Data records
↓

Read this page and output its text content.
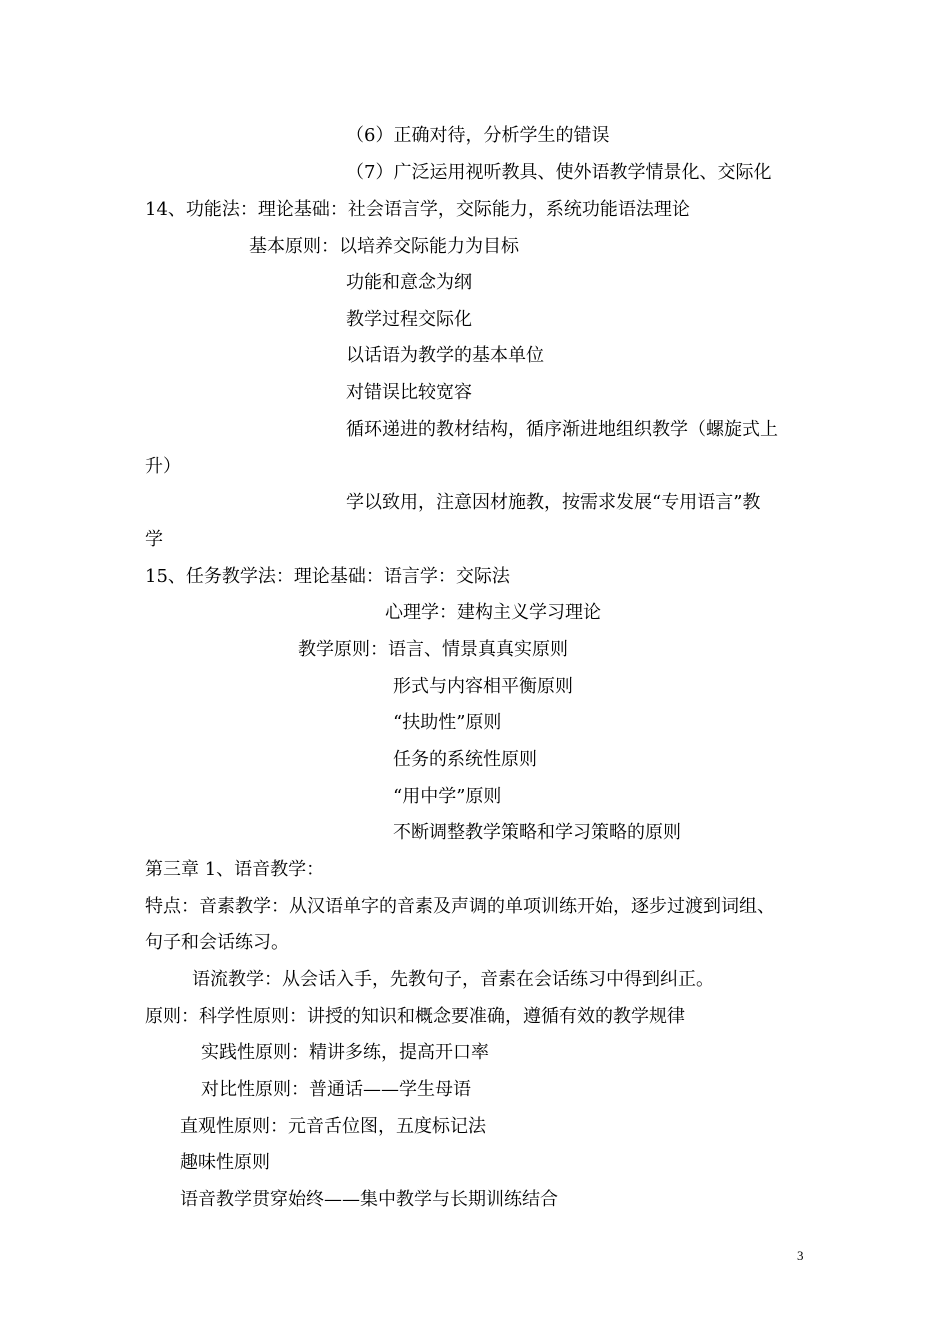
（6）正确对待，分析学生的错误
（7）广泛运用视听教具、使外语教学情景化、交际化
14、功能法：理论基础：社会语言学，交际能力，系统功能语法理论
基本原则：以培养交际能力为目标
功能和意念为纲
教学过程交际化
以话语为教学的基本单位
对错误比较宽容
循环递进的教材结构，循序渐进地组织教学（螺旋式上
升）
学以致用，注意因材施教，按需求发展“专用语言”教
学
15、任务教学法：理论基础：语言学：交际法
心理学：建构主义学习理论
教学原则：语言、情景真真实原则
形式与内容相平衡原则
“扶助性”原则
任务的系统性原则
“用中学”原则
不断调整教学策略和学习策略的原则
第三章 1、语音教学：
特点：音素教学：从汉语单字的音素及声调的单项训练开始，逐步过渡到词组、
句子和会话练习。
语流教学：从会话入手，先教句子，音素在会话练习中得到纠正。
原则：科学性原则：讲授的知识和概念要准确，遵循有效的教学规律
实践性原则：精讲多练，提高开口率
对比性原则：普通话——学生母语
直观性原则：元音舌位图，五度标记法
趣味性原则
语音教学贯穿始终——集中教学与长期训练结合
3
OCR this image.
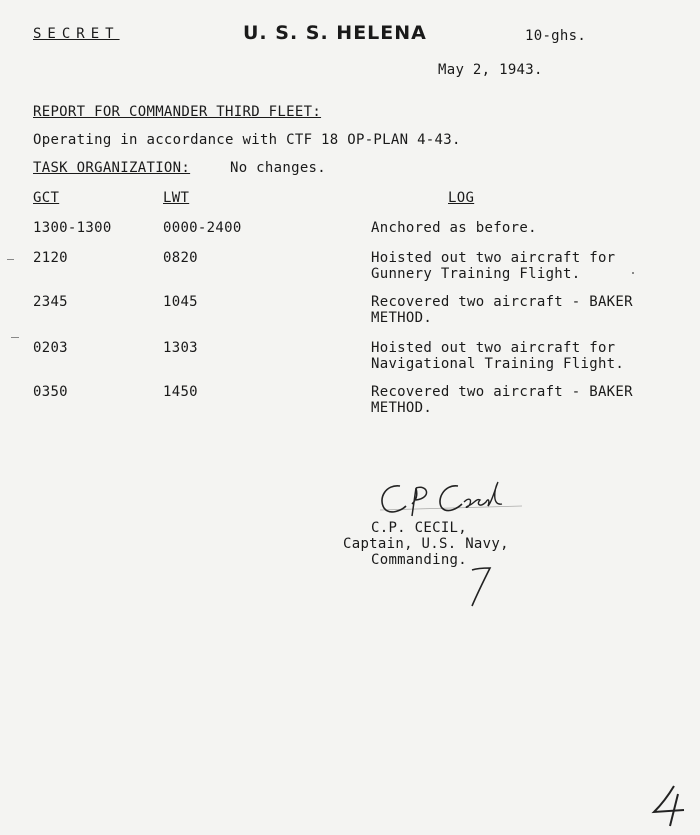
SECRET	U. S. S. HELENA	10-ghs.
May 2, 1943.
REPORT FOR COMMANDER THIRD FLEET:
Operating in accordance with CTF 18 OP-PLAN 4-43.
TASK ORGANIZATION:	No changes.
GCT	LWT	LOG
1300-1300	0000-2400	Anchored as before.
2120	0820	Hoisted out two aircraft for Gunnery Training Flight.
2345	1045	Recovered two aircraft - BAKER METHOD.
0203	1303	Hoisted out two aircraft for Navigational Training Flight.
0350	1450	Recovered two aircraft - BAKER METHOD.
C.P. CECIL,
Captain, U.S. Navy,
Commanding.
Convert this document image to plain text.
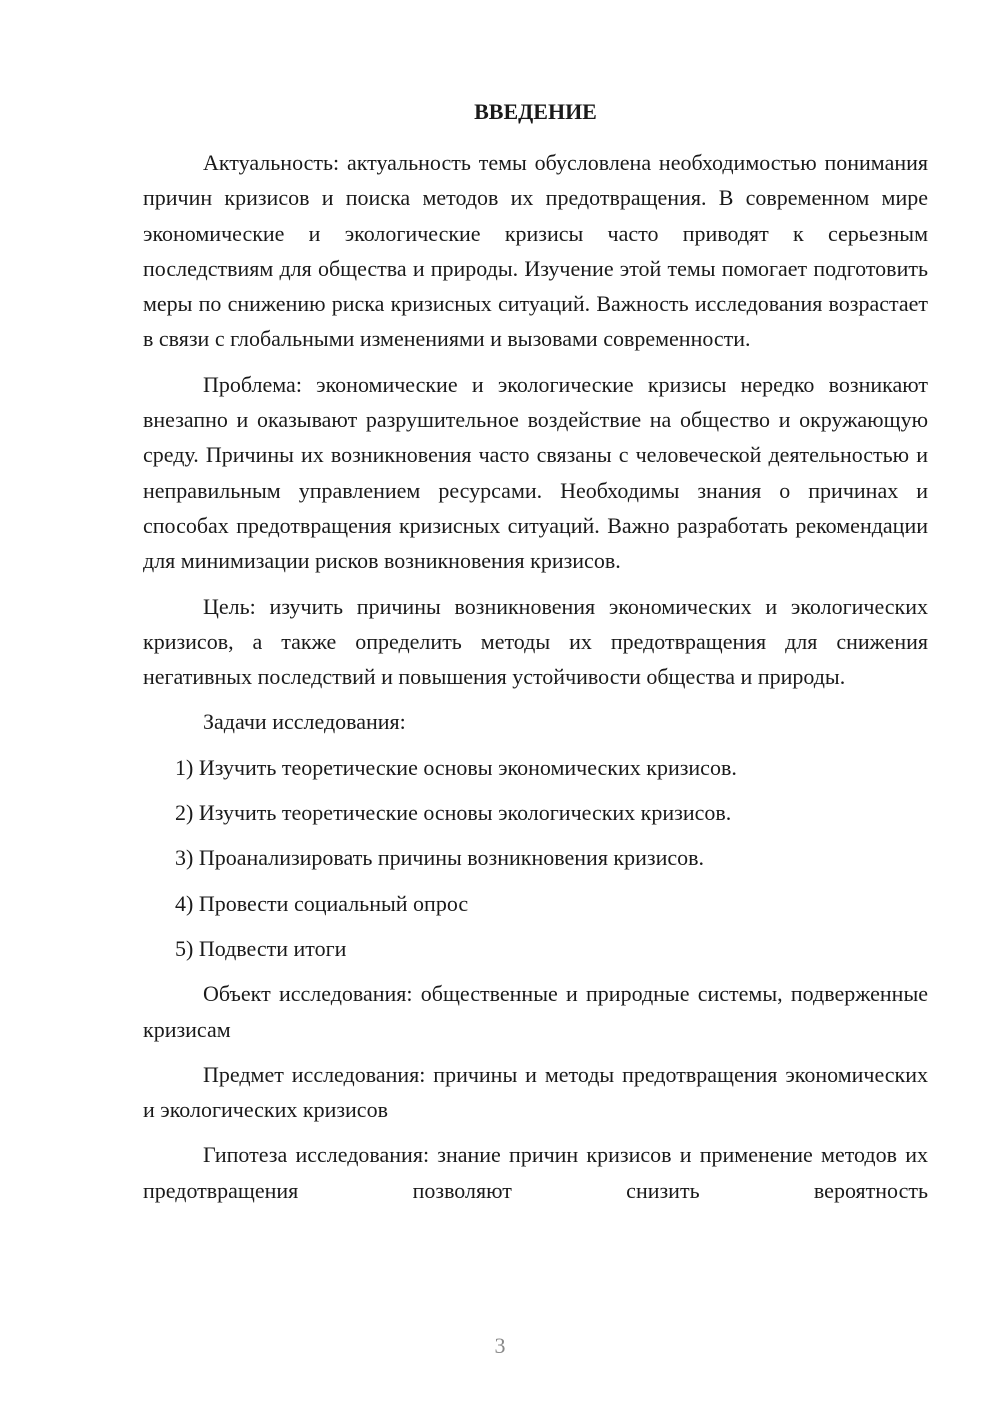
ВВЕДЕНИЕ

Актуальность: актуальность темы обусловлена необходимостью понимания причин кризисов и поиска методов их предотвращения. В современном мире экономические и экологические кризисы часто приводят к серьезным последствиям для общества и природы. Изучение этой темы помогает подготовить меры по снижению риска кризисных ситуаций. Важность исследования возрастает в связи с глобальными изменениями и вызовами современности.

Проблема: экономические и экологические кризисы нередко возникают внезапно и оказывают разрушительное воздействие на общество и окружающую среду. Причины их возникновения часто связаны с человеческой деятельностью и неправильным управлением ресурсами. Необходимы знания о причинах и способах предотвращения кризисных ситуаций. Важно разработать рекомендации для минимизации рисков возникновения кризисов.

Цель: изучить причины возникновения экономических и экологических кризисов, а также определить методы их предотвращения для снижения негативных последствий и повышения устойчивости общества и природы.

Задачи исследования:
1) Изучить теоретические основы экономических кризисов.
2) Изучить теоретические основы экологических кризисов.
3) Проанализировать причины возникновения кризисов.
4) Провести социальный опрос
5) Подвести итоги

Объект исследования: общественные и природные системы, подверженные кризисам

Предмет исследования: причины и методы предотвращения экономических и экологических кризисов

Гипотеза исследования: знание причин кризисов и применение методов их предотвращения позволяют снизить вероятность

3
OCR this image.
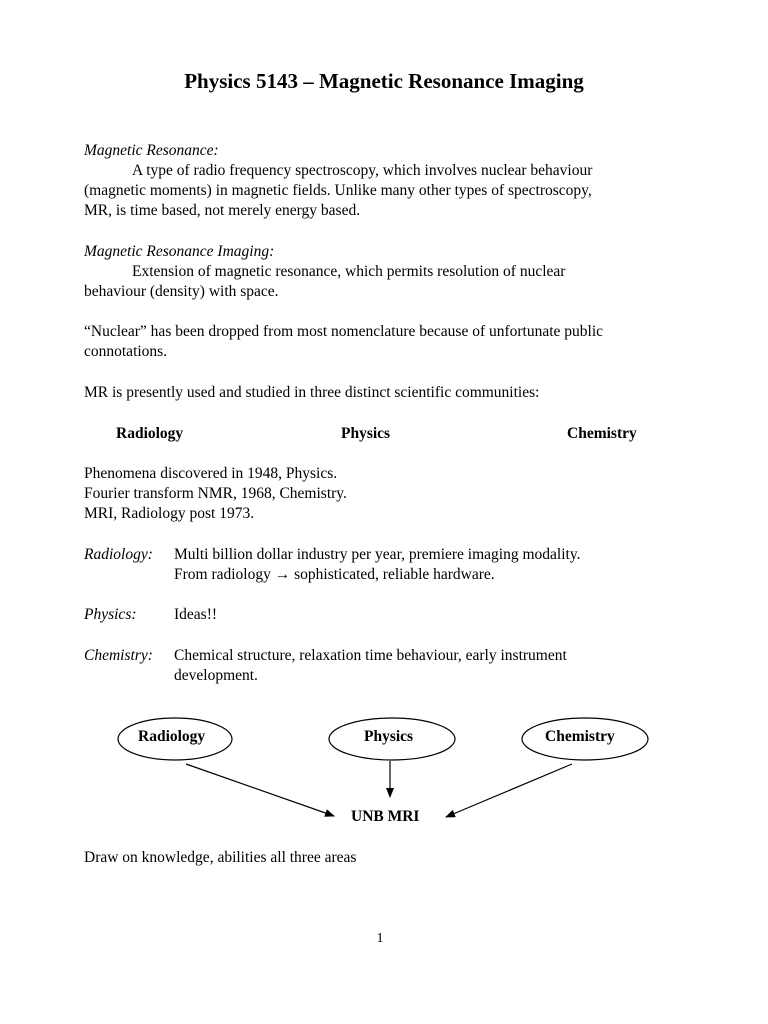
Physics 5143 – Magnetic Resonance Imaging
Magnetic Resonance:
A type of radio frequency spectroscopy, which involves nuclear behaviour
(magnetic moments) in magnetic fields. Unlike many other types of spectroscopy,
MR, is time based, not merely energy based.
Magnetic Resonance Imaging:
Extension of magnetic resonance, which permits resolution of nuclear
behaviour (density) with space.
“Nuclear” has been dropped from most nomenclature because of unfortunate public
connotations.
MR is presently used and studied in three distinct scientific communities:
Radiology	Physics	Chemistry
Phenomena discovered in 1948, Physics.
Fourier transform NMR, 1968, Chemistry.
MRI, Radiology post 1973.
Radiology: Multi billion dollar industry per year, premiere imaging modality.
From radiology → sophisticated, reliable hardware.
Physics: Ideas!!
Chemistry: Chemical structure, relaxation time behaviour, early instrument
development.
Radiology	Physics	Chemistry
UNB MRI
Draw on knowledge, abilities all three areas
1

↑

_Given exercise_.
All of the material above is to be copied exactly, except for its images.

_Written reply_.
Read this page and output its text content.
（6）正确对待，分析学生的错误
（7）广泛运用视听教具、使外语教学情景化、交际化
14、功能法：理论基础：社会语言学，交际能力，系统功能语法理论
基本原则：以培养交际能力为目标
功能和意念为纲
教学过程交际化
以话语为教学的基本单位
对错误比较宽容
循环递进的教材结构，循序渐进地组织教学（螺旋式上
升）
学以致用，注意因材施教，按需求发展“专用语言”教
学
15、任务教学法：理论基础：语言学：交际法
心理学：建构主义学习理论
教学原则：语言、情景真真实原则
形式与内容相平衡原则
“扶助性”原则
任务的系统性原则
“用中学”原则
不断调整教学策略和学习策略的原则
第三章 1、语音教学：
特点：音素教学：从汉语单字的音素及声调的单项训练开始，逐步过渡到词组、
句子和会话练习。
语流教学：从会话入手，先教句子，音素在会话练习中得到纠正。
原则：科学性原则：讲授的知识和概念要准确，遵循有效的教学规律
实践性原则：精讲多练，提高开口率
对比性原则：普通话——学生母语
直观性原则：元音舌位图，五度标记法
趣味性原则
语音教学贯穿始终——集中教学与长期训练结合
3
OCR this image.
SECRET	U. S. S. HELENA	10-ghs.
May 2, 1943.
REPORT FOR COMMANDER THIRD FLEET:
Operating in accordance with CTF 18 OP-PLAN 4-43.
TASK ORGANIZATION:	No changes.
GCT	LWT	LOG
1300-1300	0000-2400	Anchored as before.
2120	0820	Hoisted out two aircraft for Gunnery Training Flight.
2345	1045	Recovered two aircraft - BAKER METHOD.
0203	1303	Hoisted out two aircraft for Navigational Training Flight.
0350	1450	Recovered two aircraft - BAKER METHOD.
C.P. CECIL,
Captain, U.S. Navy,
Commanding.
Convert this document image to plain text.
ВВЕДЕНИЕ

Актуальность: актуальность темы обусловлена необходимостью понимания причин кризисов и поиска методов их предотвращения. В современном мире экономические и экологические кризисы часто приводят к серьезным последствиям для общества и природы. Изучение этой темы помогает подготовить меры по снижению риска кризисных ситуаций. Важность исследования возрастает в связи с глобальными изменениями и вызовами современности.

Проблема: экономические и экологические кризисы нередко возникают внезапно и оказывают разрушительное воздействие на общество и окружающую среду. Причины их возникновения часто связаны с человеческой деятельностью и неправильным управлением ресурсами. Необходимы знания о причинах и способах предотвращения кризисных ситуаций. Важно разработать рекомендации для минимизации рисков возникновения кризисов.

Цель: изучить причины возникновения экономических и экологических кризисов, а также определить методы их предотвращения для снижения негативных последствий и повышения устойчивости общества и природы.

Задачи исследования:
1) Изучить теоретические основы экономических кризисов.
2) Изучить теоретические основы экологических кризисов.
3) Проанализировать причины возникновения кризисов.
4) Провести социальный опрос
5) Подвести итоги

Объект исследования: общественные и природные системы, подверженные кризисам

Предмет исследования: причины и методы предотвращения экономических и экологических кризисов

Гипотеза исследования: знание причин кризисов и применение методов их предотвращения позволяют снизить вероятность

3
OCR this image.
Physics 5143 – Magnetic Resonance Imaging
Magnetic Resonance:
A type of radio frequency spectroscopy, which involves nuclear behaviour
(magnetic moments) in magnetic fields. Unlike many other types of spectroscopy,
MR, is time based, not merely energy based.
Magnetic Resonance Imaging:
Extension of magnetic resonance, which permits resolution of nuclear
behaviour (density) with space.
“Nuclear” has been dropped from most nomenclature because of unfortunate public
connotations.
MR is presently used and studied in three distinct scientific communities:
Radiology	Physics	Chemistry
Phenomena discovered in 1948, Physics.
Fourier transform NMR, 1968, Chemistry.
MRI, Radiology post 1973.
Radiology: Multi billion dollar industry per year, premiere imaging modality.
From radiology → sophisticated, reliable hardware.
Physics: Ideas!!
Chemistry: Chemical structure, relaxation time behaviour, early instrument
development.
Radiology	Physics	Chemistry
UNB MRI
Draw on knowledge, abilities all three areas
1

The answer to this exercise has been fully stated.